Short problem — Set the data down again, exactly as it reads, but without the pictures.

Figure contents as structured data
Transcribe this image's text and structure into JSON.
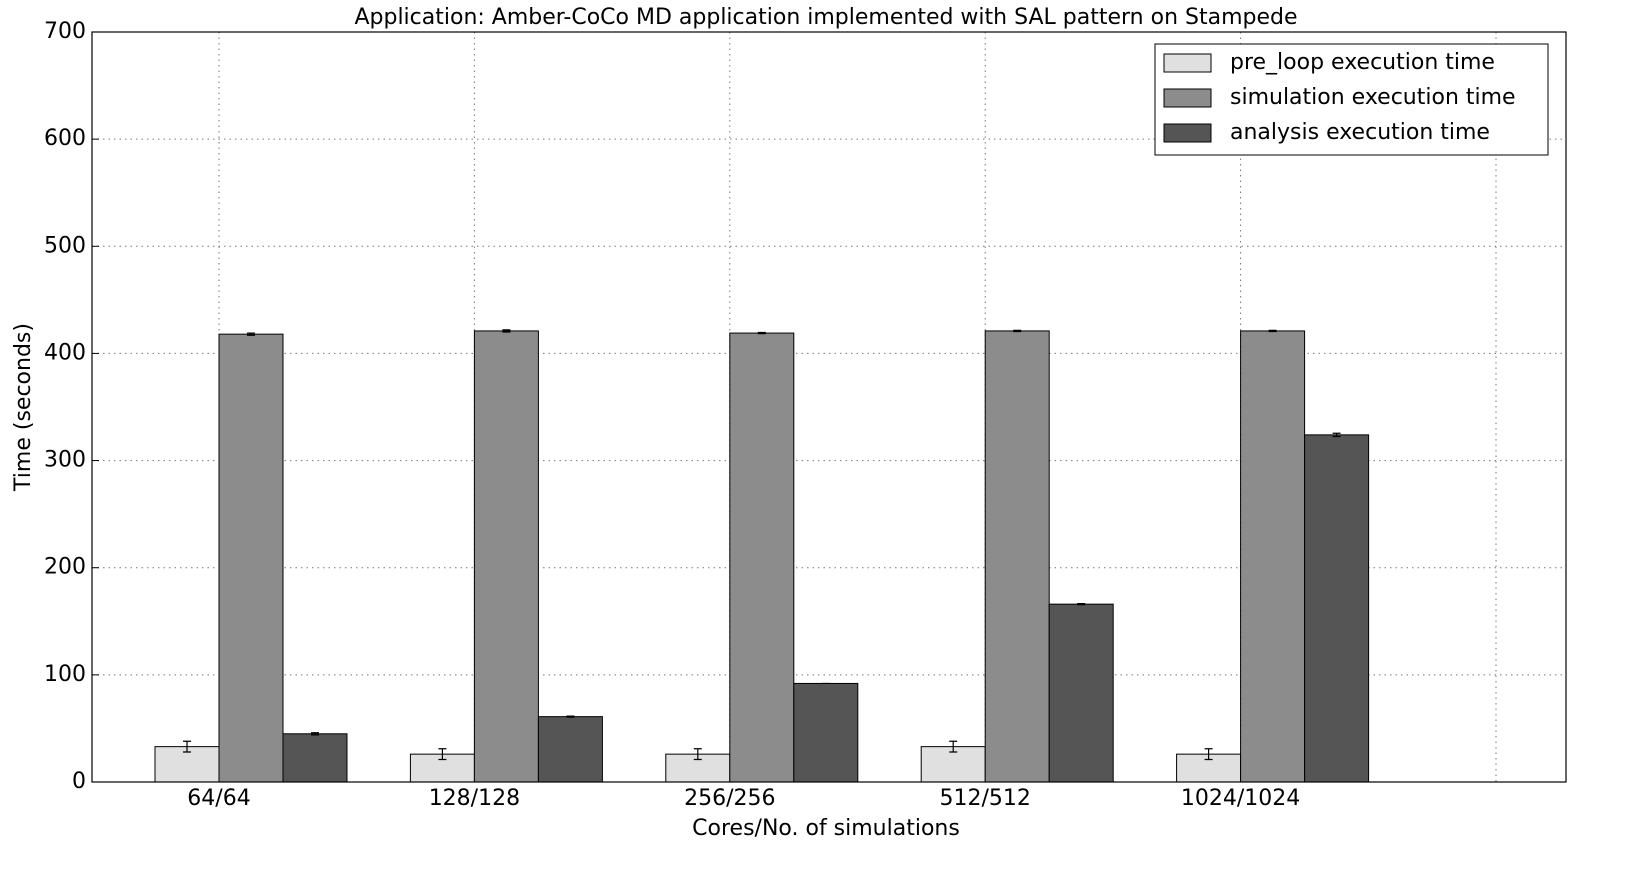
{
  "chart_data": {
    "type": "bar",
    "title": "Application: Amber-CoCo MD application implemented with SAL pattern on Stampede",
    "x_label": "Cores/No. of simulations",
    "y_label": "Time (seconds)",
    "categories": [
      "64/64",
      "128/128",
      "256/256",
      "512/512",
      "1024/1024",
      null
    ],
    "series": [
      {
        "name": "pre_loop execution time",
        "color": "#e0e0e0",
        "values": [
          33,
          26,
          26,
          33,
          26,
          null
        ],
        "errors": [
          5,
          5,
          5,
          5,
          5,
          null
        ]
      },
      {
        "name": "simulation execution time",
        "color": "#8c8c8c",
        "values": [
          418,
          421,
          419,
          421,
          421,
          null
        ],
        "errors": [
          1,
          1,
          0.5,
          0.5,
          0.5,
          null
        ]
      },
      {
        "name": "analysis execution time",
        "color": "#555555",
        "values": [
          45,
          61,
          92,
          166,
          324,
          null
        ],
        "errors": [
          1,
          0.5,
          0,
          0.5,
          1.5,
          null
        ]
      }
    ],
    "ylim": [
      0,
      700
    ],
    "yticks": [
      0,
      100,
      200,
      300,
      400,
      500,
      600,
      700
    ],
    "grid": true,
    "legend": "upper right"
  }
}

Completed exercise —
Transcribe this image's text and structure into JSON.
{
  "chart_data": {
    "type": "bar",
    "title": "Application: Amber-CoCo MD application implemented with SAL pattern on Stampede",
    "x_label": "Cores/No. of simulations",
    "y_label": "Time (seconds)",
    "categories": [
      "64/64",
      "128/128",
      "256/256",
      "512/512",
      "1024/1024",
      null
    ],
    "series": [
      {
        "name": "pre_loop execution time",
        "color": "#e0e0e0",
        "values": [
          33,
          26,
          26,
          33,
          26,
          null
        ],
        "errors": [
          5,
          5,
          5,
          5,
          5,
          null
        ]
      },
      {
        "name": "simulation execution time",
        "color": "#8c8c8c",
        "values": [
          418,
          421,
          419,
          421,
          421,
          null
        ],
        "errors": [
          1,
          1,
          0.5,
          0.5,
          0.5,
          null
        ]
      },
      {
        "name": "analysis execution time",
        "color": "#555555",
        "values": [
          45,
          61,
          92,
          166,
          324,
          null
        ],
        "errors": [
          1,
          0.5,
          0,
          0.5,
          1.5,
          null
        ]
      }
    ],
    "ylim": [
      0,
      700
    ],
    "yticks": [
      0,
      100,
      200,
      300,
      400,
      500,
      600,
      700
    ],
    "grid": true,
    "legend": "upper right"
  }
}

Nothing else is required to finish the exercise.